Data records
......
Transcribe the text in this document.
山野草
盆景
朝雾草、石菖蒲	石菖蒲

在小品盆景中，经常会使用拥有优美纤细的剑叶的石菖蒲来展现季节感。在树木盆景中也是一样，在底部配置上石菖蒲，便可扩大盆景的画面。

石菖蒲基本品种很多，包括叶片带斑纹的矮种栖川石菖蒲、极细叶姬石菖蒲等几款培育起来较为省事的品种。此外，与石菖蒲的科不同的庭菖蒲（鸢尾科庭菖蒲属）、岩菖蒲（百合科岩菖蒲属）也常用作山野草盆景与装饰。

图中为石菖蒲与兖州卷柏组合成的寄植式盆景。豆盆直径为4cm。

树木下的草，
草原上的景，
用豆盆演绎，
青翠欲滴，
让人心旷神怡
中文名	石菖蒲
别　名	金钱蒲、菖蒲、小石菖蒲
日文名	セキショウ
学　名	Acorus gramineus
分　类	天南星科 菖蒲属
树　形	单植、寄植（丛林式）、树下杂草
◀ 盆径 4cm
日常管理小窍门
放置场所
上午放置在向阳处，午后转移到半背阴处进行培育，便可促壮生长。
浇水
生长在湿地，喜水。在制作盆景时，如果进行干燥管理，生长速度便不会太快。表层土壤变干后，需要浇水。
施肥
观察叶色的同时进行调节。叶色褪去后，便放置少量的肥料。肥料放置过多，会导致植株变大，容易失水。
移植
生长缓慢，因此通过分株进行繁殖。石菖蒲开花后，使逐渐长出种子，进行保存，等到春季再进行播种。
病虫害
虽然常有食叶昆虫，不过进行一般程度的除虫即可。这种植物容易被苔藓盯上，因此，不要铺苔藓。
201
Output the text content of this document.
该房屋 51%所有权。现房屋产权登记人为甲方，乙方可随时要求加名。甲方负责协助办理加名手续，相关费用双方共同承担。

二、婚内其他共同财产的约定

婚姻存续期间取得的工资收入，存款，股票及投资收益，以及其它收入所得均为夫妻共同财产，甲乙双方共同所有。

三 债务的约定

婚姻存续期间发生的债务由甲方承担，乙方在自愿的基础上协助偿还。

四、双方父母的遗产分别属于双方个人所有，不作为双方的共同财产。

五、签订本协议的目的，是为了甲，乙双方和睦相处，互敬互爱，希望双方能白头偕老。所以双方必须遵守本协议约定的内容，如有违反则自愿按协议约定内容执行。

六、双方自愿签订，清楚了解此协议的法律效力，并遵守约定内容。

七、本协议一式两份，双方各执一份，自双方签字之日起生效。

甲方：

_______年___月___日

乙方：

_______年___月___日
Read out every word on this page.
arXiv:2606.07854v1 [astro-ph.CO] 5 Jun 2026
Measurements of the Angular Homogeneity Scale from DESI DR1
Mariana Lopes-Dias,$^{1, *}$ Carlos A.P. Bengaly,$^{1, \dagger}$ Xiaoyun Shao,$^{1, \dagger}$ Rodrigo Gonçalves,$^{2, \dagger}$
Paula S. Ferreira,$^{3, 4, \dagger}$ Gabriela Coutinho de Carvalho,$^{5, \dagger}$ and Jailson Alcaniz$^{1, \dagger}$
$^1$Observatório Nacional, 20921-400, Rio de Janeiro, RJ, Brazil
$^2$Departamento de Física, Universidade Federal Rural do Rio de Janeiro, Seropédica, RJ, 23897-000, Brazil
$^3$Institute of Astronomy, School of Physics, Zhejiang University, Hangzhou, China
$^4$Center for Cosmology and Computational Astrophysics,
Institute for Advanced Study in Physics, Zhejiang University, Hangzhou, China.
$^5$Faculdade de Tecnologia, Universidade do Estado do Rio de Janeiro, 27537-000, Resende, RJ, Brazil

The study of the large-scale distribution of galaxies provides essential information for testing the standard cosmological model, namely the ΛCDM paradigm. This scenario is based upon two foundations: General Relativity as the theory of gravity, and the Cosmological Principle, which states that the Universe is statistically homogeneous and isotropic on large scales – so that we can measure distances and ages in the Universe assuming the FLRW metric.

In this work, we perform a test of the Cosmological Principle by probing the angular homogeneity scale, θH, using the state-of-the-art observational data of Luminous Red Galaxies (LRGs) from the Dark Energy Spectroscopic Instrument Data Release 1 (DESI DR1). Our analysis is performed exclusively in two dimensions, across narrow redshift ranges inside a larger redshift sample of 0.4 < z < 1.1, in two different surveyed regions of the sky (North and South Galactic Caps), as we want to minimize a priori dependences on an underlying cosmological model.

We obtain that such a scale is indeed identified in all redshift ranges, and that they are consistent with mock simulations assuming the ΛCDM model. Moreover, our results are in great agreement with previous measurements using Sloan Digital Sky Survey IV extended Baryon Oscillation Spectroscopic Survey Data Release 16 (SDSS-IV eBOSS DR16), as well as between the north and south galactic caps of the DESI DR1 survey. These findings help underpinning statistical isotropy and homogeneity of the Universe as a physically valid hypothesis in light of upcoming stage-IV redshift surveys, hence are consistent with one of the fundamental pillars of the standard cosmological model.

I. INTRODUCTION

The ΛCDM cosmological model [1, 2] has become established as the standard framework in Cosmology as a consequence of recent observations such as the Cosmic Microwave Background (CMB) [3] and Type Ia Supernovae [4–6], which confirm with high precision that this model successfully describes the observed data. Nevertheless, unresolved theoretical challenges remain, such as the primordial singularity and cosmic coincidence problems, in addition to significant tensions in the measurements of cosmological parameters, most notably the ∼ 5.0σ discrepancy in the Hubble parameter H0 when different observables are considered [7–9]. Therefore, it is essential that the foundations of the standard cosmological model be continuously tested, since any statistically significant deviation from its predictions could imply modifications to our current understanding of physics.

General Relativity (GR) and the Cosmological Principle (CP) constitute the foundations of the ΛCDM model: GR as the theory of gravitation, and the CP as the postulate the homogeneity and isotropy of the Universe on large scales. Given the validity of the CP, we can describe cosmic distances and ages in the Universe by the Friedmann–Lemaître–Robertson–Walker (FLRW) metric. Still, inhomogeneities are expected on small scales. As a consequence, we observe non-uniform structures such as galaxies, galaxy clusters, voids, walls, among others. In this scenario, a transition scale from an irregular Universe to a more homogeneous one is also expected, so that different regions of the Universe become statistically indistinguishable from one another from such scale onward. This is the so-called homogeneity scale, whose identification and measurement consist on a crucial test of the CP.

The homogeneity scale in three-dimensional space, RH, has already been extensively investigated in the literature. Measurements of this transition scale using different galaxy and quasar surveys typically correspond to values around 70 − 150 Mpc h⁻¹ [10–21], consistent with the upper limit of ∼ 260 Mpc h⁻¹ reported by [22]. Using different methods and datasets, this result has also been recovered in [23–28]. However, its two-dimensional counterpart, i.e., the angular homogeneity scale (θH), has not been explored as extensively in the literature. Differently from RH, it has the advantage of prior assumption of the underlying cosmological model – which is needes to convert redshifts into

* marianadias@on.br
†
......
**Task details:** Print the entries exactly. Include every one.

**Response:**
Transcribe the text in this document.
山野草
盆景
朝雾草、石菖蒲	石菖蒲

在小品盆景中，经常会使用拥有优美纤细的剑叶的石菖蒲来展现季节感。在树木盆景中也是一样，在底部配置上石菖蒲，便可扩大盆景的画面。

石菖蒲基本品种很多，包括叶片带斑纹的矮种栖川石菖蒲、极细叶姬石菖蒲等几款培育起来较为省事的品种。此外，与石菖蒲的科不同的庭菖蒲（鸢尾科庭菖蒲属）、岩菖蒲（百合科岩菖蒲属）也常用作山野草盆景与装饰。

图中为石菖蒲与兖州卷柏组合成的寄植式盆景。豆盆直径为4cm。

树木下的草，
草原上的景，
用豆盆演绎，
青翠欲滴，
让人心旷神怡
中文名	石菖蒲
别　名	金钱蒲、菖蒲、小石菖蒲
日文名	セキショウ
学　名	Acorus gramineus
分　类	天南星科 菖蒲属
树　形	单植、寄植（丛林式）、树下杂草
◀ 盆径 4cm
日常管理小窍门
放置场所
上午放置在向阳处，午后转移到半背阴处进行培育，便可促壮生长。
浇水
生长在湿地，喜水。在制作盆景时，如果进行干燥管理，生长速度便不会太快。表层土壤变干后，需要浇水。
施肥
观察叶色的同时进行调节。叶色褪去后，便放置少量的肥料。肥料放置过多，会导致植株变大，容易失水。
移植
生长缓慢，因此通过分株进行繁殖。石菖蒲开花后，使逐渐长出种子，进行保存，等到春季再进行播种。
病虫害
虽然常有食叶昆虫，不过进行一般程度的除虫即可。这种植物容易被苔藓盯上，因此，不要铺苔藓。
201
Output the text content of this document.
该房屋 51%所有权。现房屋产权登记人为甲方，乙方可随时要求加名。甲方负责协助办理加名手续，相关费用双方共同承担。

二、婚内其他共同财产的约定

婚姻存续期间取得的工资收入，存款，股票及投资收益，以及其它收入所得均为夫妻共同财产，甲乙双方共同所有。

三 债务的约定

婚姻存续期间发生的债务由甲方承担，乙方在自愿的基础上协助偿还。

四、双方父母的遗产分别属于双方个人所有，不作为双方的共同财产。

五、签订本协议的目的，是为了甲，乙双方和睦相处，互敬互爱，希望双方能白头偕老。所以双方必须遵守本协议约定的内容，如有违反则自愿按协议约定内容执行。

六、双方自愿签订，清楚了解此协议的法律效力，并遵守约定内容。

七、本协议一式两份，双方各执一份，自双方签字之日起生效。

甲方：

_______年___月___日

乙方：

_______年___月___日
Read out every word on this page.
arXiv:2606.07854v1 [astro-ph.CO] 5 Jun 2026
Measurements of the Angular Homogeneity Scale from DESI DR1
Mariana Lopes-Dias,$^{1, *}$ Carlos A.P. Bengaly,$^{1, \dagger}$ Xiaoyun Shao,$^{1, \dagger}$ Rodrigo Gonçalves,$^{2, \dagger}$
Paula S. Ferreira,$^{3, 4, \dagger}$ Gabriela Coutinho de Carvalho,$^{5, \dagger}$ and Jailson Alcaniz$^{1, \dagger}$
$^1$Observatório Nacional, 20921-400, Rio de Janeiro, RJ, Brazil
$^2$Departamento de Física, Universidade Federal Rural do Rio de Janeiro, Seropédica, RJ, 23897-000, Brazil
$^3$Institute of Astronomy, School of Physics, Zhejiang University, Hangzhou, China
$^4$Center for Cosmology and Computational Astrophysics,
Institute for Advanced Study in Physics, Zhejiang University, Hangzhou, China.
$^5$Faculdade de Tecnologia, Universidade do Estado do Rio de Janeiro, 27537-000, Resende, RJ, Brazil

The study of the large-scale distribution of galaxies provides essential information for testing the standard cosmological model, namely the ΛCDM paradigm. This scenario is based upon two foundations: General Relativity as the theory of gravity, and the Cosmological Principle, which states that the Universe is statistically homogeneous and isotropic on large scales – so that we can measure distances and ages in the Universe assuming the FLRW metric.

In this work, we perform a test of the Cosmological Principle by probing the angular homogeneity scale, θH, using the state-of-the-art observational data of Luminous Red Galaxies (LRGs) from the Dark Energy Spectroscopic Instrument Data Release 1 (DESI DR1). Our analysis is performed exclusively in two dimensions, across narrow redshift ranges inside a larger redshift sample of 0.4 < z < 1.1, in two different surveyed regions of the sky (North and South Galactic Caps), as we want to minimize a priori dependences on an underlying cosmological model.

We obtain that such a scale is indeed identified in all redshift ranges, and that they are consistent with mock simulations assuming the ΛCDM model. Moreover, our results are in great agreement with previous measurements using Sloan Digital Sky Survey IV extended Baryon Oscillation Spectroscopic Survey Data Release 16 (SDSS-IV eBOSS DR16), as well as between the north and south galactic caps of the DESI DR1 survey. These findings help underpinning statistical isotropy and homogeneity of the Universe as a physically valid hypothesis in light of upcoming stage-IV redshift surveys, hence are consistent with one of the fundamental pillars of the standard cosmological model.

I. INTRODUCTION

The ΛCDM cosmological model [1, 2] has become established as the standard framework in Cosmology as a consequence of recent observations such as the Cosmic Microwave Background (CMB) [3] and Type Ia Supernovae [4–6], which confirm with high precision that this model successfully describes the observed data. Nevertheless, unresolved theoretical challenges remain, such as the primordial singularity and cosmic coincidence problems, in addition to significant tensions in the measurements of cosmological parameters, most notably the ∼ 5.0σ discrepancy in the Hubble parameter H0 when different observables are considered [7–9]. Therefore, it is essential that the foundations of the standard cosmological model be continuously tested, since any statistically significant deviation from its predictions could imply modifications to our current understanding of physics.

General Relativity (GR) and the Cosmological Principle (CP) constitute the foundations of the ΛCDM model: GR as the theory of gravitation, and the CP as the postulate the homogeneity and isotropy of the Universe on large scales. Given the validity of the CP, we can describe cosmic distances and ages in the Universe by the Friedmann–Lemaître–Robertson–Walker (FLRW) metric. Still, inhomogeneities are expected on small scales. As a consequence, we observe non-uniform structures such as galaxies, galaxy clusters, voids, walls, among others. In this scenario, a transition scale from an irregular Universe to a more homogeneous one is also expected, so that different regions of the Universe become statistically indistinguishable from one another from such scale onward. This is the so-called homogeneity scale, whose identification and measurement consist on a crucial test of the CP.

The homogeneity scale in three-dimensional space, RH, has already been extensively investigated in the literature. Measurements of this transition scale using different galaxy and quasar surveys typically correspond to values around 70 − 150 Mpc h⁻¹ [10–21], consistent with the upper limit of ∼ 260 Mpc h⁻¹ reported by [22]. Using different methods and datasets, this result has also been recovered in [23–28]. However, its two-dimensional counterpart, i.e., the angular homogeneity scale (θH), has not been explored as extensively in the literature. Differently from RH, it has the advantage of prior assumption of the underlying cosmological model – which is needes to convert redshifts into

* marianadias@on.br
†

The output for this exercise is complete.